**WHAT NEEDS TO BE DONE:** Below are some records; repeat them all exactly, minus the pictures.

Dataset items:
--*--

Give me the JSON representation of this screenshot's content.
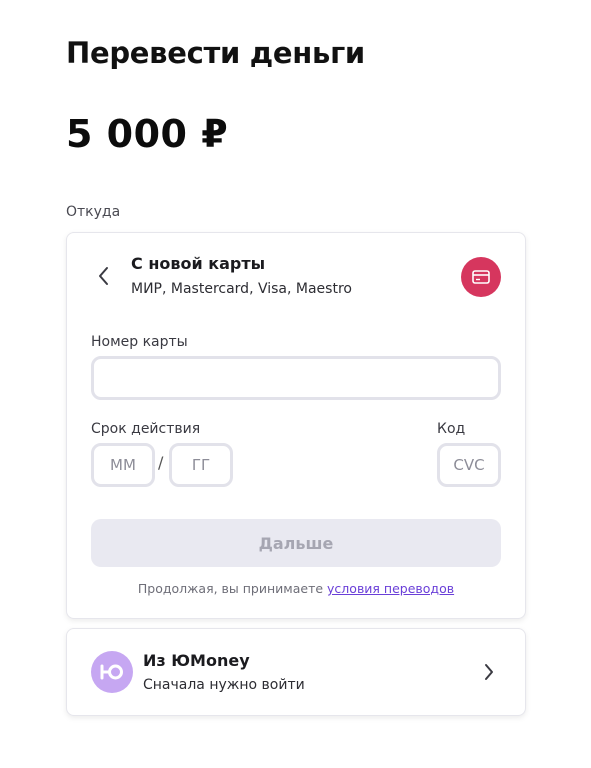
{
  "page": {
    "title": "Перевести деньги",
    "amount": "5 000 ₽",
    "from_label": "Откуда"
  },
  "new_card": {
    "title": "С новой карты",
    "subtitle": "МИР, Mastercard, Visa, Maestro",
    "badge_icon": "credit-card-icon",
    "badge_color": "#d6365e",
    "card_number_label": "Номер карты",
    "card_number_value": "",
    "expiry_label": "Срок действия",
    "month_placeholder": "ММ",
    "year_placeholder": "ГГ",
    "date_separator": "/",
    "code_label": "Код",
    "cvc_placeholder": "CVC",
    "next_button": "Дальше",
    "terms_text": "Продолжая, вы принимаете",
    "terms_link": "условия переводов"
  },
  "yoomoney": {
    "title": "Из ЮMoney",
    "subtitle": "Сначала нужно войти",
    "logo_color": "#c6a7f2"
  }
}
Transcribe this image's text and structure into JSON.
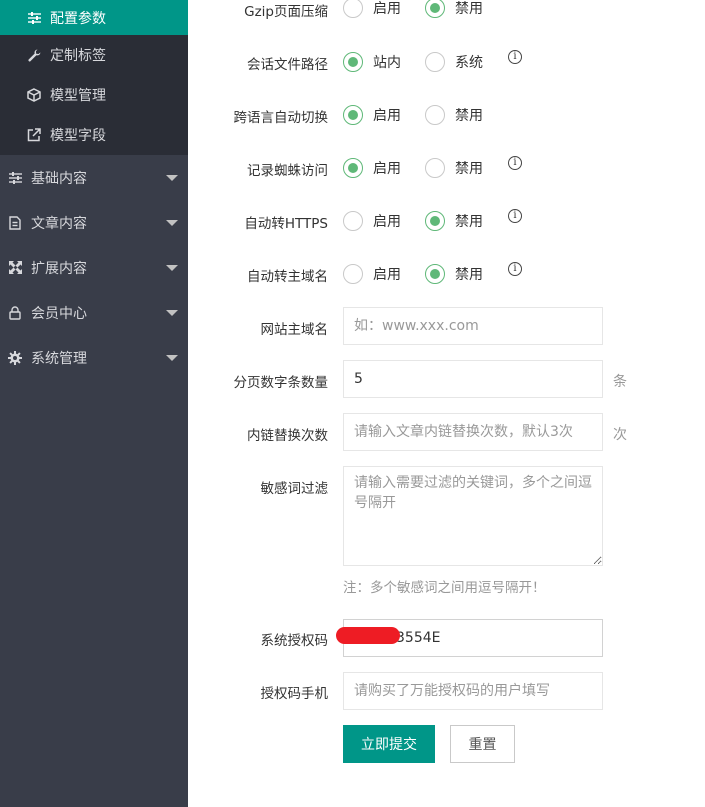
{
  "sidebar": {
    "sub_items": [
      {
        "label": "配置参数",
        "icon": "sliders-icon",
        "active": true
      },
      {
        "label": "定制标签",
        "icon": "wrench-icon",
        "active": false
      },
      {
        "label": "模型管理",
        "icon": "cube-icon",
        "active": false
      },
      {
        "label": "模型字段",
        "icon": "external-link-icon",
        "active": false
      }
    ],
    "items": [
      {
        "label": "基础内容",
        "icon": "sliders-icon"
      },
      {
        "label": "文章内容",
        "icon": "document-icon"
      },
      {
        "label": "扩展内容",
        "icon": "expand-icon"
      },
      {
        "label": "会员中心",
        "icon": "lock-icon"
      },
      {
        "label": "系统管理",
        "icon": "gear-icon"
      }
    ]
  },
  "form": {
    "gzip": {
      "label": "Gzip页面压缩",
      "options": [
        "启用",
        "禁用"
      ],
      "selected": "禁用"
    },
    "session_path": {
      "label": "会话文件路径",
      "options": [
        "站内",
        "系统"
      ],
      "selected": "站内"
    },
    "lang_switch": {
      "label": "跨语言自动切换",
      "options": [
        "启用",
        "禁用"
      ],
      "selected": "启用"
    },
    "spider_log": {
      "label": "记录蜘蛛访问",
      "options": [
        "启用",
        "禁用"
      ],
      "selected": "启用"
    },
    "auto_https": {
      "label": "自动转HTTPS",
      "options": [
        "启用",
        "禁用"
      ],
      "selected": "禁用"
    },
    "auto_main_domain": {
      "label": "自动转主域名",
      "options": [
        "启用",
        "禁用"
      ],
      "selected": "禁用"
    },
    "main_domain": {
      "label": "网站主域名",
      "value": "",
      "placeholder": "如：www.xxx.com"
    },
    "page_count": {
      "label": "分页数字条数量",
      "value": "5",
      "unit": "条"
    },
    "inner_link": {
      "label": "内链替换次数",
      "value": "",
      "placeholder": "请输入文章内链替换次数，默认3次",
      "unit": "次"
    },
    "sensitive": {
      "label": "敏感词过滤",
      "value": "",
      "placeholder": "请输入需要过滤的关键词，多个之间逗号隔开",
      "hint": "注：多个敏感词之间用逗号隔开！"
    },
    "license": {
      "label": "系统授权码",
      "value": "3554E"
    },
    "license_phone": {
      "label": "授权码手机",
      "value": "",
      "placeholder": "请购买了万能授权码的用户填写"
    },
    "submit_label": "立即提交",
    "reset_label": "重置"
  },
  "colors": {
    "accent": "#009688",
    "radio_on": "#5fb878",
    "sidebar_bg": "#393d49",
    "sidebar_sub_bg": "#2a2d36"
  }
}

--*--

**ANSWER TO THE TASK:**
Give me the JSON representation of this screenshot's content.
{
  "page": {
    "title": "Перевести деньги",
    "amount": "5 000 ₽",
    "from_label": "Откуда"
  },
  "new_card": {
    "title": "С новой карты",
    "subtitle": "МИР, Mastercard, Visa, Maestro",
    "badge_icon": "credit-card-icon",
    "badge_color": "#d6365e",
    "card_number_label": "Номер карты",
    "card_number_value": "",
    "expiry_label": "Срок действия",
    "month_placeholder": "ММ",
    "year_placeholder": "ГГ",
    "date_separator": "/",
    "code_label": "Код",
    "cvc_placeholder": "CVC",
    "next_button": "Дальше",
    "terms_text": "Продолжая, вы принимаете",
    "terms_link": "условия переводов"
  },
  "yoomoney": {
    "title": "Из ЮMoney",
    "subtitle": "Сначала нужно войти",
    "logo_color": "#c6a7f2"
  }
}
Transcribe this image's text and structure into JSON.
{
  "sidebar": {
    "sub_items": [
      {
        "label": "配置参数",
        "icon": "sliders-icon",
        "active": true
      },
      {
        "label": "定制标签",
        "icon": "wrench-icon",
        "active": false
      },
      {
        "label": "模型管理",
        "icon": "cube-icon",
        "active": false
      },
      {
        "label": "模型字段",
        "icon": "external-link-icon",
        "active": false
      }
    ],
    "items": [
      {
        "label": "基础内容",
        "icon": "sliders-icon"
      },
      {
        "label": "文章内容",
        "icon": "document-icon"
      },
      {
        "label": "扩展内容",
        "icon": "expand-icon"
      },
      {
        "label": "会员中心",
        "icon": "lock-icon"
      },
      {
        "label": "系统管理",
        "icon": "gear-icon"
      }
    ]
  },
  "form": {
    "gzip": {
      "label": "Gzip页面压缩",
      "options": [
        "启用",
        "禁用"
      ],
      "selected": "禁用"
    },
    "session_path": {
      "label": "会话文件路径",
      "options": [
        "站内",
        "系统"
      ],
      "selected": "站内"
    },
    "lang_switch": {
      "label": "跨语言自动切换",
      "options": [
        "启用",
        "禁用"
      ],
      "selected": "启用"
    },
    "spider_log": {
      "label": "记录蜘蛛访问",
      "options": [
        "启用",
        "禁用"
      ],
      "selected": "启用"
    },
    "auto_https": {
      "label": "自动转HTTPS",
      "options": [
        "启用",
        "禁用"
      ],
      "selected": "禁用"
    },
    "auto_main_domain": {
      "label": "自动转主域名",
      "options": [
        "启用",
        "禁用"
      ],
      "selected": "禁用"
    },
    "main_domain": {
      "label": "网站主域名",
      "value": "",
      "placeholder": "如：www.xxx.com"
    },
    "page_count": {
      "label": "分页数字条数量",
      "value": "5",
      "unit": "条"
    },
    "inner_link": {
      "label": "内链替换次数",
      "value": "",
      "placeholder": "请输入文章内链替换次数，默认3次",
      "unit": "次"
    },
    "sensitive": {
      "label": "敏感词过滤",
      "value": "",
      "placeholder": "请输入需要过滤的关键词，多个之间逗号隔开",
      "hint": "注：多个敏感词之间用逗号隔开！"
    },
    "license": {
      "label": "系统授权码",
      "value": "3554E"
    },
    "license_phone": {
      "label": "授权码手机",
      "value": "",
      "placeholder": "请购买了万能授权码的用户填写"
    },
    "submit_label": "立即提交",
    "reset_label": "重置"
  },
  "colors": {
    "accent": "#009688",
    "radio_on": "#5fb878",
    "sidebar_bg": "#393d49",
    "sidebar_sub_bg": "#2a2d36"
  }
}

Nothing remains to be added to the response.